Testo del documento:
▬▬▬

In testa al Ftse Mib c’è Amplifon che guadagna il 3,7%. Il mercato ha ben accolto i conti pubblicati mercoledì a mercati chiusi, si guarda con fiducia al 2023 e alcuni analisti hanno aggiustato al rialzo i target price. Buon sostegno al listino da parte degli energetici e affini: Tenaris +2,7%, Terna +2%, Eni +1,3%. Da segnalare anche Campari: +3,6%, all’indomani del rialzo da parte di Morgan Stanley del rating sul titolo a “overweight” grazie agli investimenti in aumento, con una crescita strutturalmente più rapida e oltre le attese del consenso per quanto riguarda l’azienda attiva nel beverage. Nello scenario migliore potrebbe arrivare a 16 euro ad azione. Rimbalza Hera, +0,89%, dopo il -2,5% sulla notizia dell’addio di Tomaso Tommasi di Vignano come presidente della compagnia il prossimo 27 aprile, per lasciare spazio a Cristian Fabbri.  

Amplifon titolo migliore, Stm il peggiore, giù anche i bancari

In una seduta negativa per tutto il tech europeo, maglia nera per Stm, -3,6% dopo perdite giunta fino a oltre il 6%. A pesare sul titolo sono le indicazioni di Tesla, a sua volta -6% a Wall Street, che intende ridurre l’utilizzo di carburo di silicio per la produzione dei propri veicoli, e questo potrebbe determinare a una rinuncia proprio alla partnership con Stmicroelectronics. Giù infine le banche, con qualche presa di profitto dopo le ultime performance: Banco Bpm -1,38%, Unicredit -1,25%.

Sempre guardando ai conti delle società quotate, bene Maire Tecnimont, +1,7%, ma il piano strategico non ha impressionato gli investitori. Brembo -3,5%, ma i risultati complessivamente sono positivi, pur inferiori alle attese degli analisti (qui vi spieghiamo perché). A pesare nella seduta odierna sono stati i realizzi dopo i recenti forti rialzi. Infine vola Ariston Holding, +9,5%, dopo la trimestrale che ha visto un utile netto in rialzo del 2,9% e ricavi a +19,7%.

Tra le altre storie di borsa, da segnalare Ferrari, +0,98%, che a mercati chiusi ha siglato un accordo di partnership pluriennale con Virtual Gaming Worlds, in base al quale l’azienda tecnologica specializzata in social game online diventerà premium partner della Scuderia di Maranello. Intesa effettiva dal primo Gran Premio della stagione di Formula 1 in Bahrain.

▬▬▬

Dati grezzi:

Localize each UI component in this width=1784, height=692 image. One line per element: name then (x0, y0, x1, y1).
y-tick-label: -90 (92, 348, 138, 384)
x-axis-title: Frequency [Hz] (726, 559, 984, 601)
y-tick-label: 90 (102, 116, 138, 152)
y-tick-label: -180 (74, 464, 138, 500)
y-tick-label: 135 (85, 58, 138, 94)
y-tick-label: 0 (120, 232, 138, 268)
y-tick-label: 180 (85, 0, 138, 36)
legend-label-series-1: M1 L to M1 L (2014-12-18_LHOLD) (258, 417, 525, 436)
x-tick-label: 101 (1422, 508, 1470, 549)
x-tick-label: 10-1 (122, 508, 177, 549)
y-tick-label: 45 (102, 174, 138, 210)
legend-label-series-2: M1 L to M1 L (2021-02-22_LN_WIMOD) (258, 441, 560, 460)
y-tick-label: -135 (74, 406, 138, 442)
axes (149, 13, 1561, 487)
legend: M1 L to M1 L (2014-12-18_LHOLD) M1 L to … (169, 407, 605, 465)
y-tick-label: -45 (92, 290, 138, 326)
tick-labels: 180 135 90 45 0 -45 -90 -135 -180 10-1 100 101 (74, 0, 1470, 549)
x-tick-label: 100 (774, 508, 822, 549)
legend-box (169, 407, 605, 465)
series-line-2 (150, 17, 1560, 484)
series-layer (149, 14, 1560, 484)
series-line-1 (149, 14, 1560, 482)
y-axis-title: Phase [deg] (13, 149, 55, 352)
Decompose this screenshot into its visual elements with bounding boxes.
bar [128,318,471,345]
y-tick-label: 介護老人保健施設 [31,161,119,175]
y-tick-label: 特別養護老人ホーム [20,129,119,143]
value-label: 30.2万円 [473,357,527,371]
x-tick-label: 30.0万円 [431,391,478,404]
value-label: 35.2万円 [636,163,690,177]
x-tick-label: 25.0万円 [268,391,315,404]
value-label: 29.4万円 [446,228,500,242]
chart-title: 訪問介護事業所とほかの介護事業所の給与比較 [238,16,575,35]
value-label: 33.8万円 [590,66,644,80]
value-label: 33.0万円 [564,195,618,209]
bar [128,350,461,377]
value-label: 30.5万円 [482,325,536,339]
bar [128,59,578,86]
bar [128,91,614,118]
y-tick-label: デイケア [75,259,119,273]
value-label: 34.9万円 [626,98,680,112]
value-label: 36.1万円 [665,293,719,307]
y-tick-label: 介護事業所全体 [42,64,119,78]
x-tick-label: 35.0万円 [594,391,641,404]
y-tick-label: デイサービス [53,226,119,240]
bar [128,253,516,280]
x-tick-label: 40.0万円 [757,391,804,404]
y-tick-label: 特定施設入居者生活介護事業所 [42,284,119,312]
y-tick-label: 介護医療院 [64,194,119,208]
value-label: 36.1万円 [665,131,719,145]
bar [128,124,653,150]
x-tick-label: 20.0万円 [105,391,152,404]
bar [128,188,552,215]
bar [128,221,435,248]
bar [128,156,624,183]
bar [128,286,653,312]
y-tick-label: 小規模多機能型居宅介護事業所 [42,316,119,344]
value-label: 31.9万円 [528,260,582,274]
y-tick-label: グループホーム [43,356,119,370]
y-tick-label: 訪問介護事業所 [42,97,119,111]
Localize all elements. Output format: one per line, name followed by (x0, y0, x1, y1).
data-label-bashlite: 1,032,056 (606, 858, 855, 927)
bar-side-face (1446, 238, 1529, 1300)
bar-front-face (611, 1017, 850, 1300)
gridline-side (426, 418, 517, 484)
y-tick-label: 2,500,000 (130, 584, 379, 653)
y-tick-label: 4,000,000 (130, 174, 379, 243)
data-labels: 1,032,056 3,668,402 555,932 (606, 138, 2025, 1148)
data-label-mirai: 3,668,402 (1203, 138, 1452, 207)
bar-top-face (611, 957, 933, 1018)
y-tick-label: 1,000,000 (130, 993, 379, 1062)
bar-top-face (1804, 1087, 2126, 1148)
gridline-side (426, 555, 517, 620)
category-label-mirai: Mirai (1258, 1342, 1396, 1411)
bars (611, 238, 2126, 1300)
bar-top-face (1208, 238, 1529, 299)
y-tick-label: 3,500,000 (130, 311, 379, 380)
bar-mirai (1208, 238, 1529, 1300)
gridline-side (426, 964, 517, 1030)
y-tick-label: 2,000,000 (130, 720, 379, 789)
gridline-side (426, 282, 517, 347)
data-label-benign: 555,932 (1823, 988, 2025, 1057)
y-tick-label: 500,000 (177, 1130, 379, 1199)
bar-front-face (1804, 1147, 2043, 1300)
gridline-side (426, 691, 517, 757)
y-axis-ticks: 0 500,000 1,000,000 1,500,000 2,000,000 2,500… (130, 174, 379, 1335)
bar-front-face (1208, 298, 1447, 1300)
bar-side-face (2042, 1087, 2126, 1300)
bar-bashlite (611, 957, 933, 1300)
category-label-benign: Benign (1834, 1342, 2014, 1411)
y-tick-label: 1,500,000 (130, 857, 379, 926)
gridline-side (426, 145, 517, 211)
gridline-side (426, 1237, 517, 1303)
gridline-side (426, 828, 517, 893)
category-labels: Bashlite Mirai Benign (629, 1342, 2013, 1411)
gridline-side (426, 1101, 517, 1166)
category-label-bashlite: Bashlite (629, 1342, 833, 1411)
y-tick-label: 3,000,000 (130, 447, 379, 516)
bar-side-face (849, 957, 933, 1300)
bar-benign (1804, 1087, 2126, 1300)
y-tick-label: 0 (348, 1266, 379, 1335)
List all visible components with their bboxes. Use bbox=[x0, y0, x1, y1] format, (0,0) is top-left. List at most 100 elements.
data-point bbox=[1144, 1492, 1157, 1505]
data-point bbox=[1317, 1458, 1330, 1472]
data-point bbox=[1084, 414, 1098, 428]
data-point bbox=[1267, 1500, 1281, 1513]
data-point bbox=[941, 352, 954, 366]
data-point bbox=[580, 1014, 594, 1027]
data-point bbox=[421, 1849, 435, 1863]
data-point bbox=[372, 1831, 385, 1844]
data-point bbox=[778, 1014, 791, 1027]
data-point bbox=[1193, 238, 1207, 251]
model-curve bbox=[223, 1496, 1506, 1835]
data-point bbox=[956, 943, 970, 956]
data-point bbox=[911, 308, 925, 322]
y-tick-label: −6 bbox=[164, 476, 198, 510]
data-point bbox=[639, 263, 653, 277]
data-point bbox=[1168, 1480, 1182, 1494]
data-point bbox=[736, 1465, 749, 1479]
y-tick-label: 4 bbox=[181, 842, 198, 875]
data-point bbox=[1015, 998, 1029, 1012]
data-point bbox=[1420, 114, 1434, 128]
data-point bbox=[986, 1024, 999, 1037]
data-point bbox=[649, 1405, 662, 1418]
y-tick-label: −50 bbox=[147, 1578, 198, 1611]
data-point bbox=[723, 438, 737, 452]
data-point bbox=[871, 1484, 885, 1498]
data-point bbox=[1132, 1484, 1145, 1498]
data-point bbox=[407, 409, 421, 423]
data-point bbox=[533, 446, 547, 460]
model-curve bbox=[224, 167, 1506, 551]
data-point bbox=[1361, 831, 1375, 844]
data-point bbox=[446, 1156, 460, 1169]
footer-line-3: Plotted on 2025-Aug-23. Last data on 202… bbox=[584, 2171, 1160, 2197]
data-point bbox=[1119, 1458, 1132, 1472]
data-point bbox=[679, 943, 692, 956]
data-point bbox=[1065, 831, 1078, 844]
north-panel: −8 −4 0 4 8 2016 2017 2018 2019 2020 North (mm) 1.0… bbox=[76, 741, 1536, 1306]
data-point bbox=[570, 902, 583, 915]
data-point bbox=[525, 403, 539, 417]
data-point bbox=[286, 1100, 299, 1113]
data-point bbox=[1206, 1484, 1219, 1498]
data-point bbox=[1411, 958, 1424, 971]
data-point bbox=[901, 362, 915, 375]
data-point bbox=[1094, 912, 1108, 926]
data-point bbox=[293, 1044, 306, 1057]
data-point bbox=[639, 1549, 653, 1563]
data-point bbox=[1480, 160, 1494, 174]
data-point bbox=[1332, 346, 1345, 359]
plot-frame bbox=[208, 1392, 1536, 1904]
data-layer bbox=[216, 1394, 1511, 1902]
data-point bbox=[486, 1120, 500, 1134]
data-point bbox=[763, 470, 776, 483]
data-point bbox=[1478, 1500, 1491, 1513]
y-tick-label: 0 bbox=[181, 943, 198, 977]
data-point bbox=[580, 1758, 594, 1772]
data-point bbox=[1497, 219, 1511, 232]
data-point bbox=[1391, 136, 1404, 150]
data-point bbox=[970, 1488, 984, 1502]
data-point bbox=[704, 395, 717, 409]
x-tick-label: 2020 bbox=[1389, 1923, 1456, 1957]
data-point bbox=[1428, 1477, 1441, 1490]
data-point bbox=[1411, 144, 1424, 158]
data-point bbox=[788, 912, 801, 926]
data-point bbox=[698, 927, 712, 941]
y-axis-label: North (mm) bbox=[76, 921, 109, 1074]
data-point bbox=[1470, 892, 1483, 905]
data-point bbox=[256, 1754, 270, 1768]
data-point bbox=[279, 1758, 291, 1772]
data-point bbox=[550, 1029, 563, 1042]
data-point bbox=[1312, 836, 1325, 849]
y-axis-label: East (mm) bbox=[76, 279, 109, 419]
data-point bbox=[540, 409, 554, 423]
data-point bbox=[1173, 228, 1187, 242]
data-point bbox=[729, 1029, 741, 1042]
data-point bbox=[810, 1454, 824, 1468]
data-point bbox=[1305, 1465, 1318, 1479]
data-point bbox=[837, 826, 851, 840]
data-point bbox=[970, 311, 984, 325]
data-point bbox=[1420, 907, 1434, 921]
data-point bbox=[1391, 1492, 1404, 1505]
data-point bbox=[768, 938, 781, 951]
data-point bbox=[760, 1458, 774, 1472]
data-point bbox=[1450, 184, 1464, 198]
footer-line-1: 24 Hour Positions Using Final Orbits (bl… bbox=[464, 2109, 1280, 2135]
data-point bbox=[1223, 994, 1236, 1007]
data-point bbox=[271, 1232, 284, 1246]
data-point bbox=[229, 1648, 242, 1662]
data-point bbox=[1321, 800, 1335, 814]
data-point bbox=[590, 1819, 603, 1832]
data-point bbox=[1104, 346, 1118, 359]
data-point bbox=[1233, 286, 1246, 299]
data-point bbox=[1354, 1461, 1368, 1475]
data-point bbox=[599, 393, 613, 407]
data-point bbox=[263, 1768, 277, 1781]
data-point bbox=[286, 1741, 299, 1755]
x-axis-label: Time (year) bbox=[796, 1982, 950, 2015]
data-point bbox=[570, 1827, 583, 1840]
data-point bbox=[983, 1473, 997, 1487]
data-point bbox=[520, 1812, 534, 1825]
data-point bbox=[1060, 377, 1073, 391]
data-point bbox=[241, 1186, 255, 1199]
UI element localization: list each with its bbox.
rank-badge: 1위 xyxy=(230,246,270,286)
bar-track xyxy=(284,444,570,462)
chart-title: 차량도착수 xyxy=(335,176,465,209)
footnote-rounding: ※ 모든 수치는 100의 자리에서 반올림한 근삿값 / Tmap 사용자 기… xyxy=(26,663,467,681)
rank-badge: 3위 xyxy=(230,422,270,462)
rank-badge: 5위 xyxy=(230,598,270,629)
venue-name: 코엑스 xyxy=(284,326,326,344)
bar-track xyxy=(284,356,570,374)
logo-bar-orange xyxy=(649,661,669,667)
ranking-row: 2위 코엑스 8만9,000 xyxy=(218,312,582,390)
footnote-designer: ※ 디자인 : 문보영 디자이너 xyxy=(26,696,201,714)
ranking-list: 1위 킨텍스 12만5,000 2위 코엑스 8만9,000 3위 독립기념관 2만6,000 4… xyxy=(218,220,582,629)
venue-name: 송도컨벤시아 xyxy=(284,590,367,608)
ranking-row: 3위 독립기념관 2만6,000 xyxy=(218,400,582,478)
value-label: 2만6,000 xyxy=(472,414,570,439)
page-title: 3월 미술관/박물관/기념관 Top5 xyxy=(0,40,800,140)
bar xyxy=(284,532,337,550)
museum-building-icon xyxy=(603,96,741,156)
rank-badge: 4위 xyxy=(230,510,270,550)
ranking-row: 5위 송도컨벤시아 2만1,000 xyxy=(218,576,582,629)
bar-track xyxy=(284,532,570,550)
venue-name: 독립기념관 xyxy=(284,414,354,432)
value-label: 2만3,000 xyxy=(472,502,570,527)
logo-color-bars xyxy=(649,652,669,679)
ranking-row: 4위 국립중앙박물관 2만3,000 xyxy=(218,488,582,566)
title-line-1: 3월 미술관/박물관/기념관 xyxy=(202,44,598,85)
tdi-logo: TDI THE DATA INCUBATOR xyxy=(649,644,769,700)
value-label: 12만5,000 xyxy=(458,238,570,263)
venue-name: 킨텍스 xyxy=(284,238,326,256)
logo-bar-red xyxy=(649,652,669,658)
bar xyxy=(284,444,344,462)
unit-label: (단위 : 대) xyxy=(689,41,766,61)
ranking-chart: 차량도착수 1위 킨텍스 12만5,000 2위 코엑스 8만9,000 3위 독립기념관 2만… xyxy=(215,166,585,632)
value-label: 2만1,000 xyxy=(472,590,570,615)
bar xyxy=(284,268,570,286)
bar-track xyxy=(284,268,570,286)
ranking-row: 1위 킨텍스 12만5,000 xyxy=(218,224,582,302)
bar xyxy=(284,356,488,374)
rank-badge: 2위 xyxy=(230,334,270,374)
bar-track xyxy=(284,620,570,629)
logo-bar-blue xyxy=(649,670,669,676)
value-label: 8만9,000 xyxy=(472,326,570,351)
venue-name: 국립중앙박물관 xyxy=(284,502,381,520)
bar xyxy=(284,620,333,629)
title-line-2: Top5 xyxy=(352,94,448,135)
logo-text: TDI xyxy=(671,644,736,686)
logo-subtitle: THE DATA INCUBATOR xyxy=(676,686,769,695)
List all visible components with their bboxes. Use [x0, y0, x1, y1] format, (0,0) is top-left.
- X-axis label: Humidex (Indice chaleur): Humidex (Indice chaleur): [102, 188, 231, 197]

▬▬▬

Obiettivo del compito:
Riscrivi il brano dell'articolo sulla Borsa compreso tra "Tra le altre" e "1 in Bahrain.", estremi inclusi, mettendo "Accordo" al posto di "Intesa".

Sezione risposta:
Tra le altre storie di borsa, da segnalare Ferrari, +0,98%, che a mercati chiusi ha siglato un accordo di partnership pluriennale con Virtual Gaming Worlds, in base al quale l’azienda tecnologica specializzata in social game online diventerà premium partner della Scuderia di Maranello. Accordo effettiva dal primo Gran Premio della stagione di Formula 1 in Bahrain.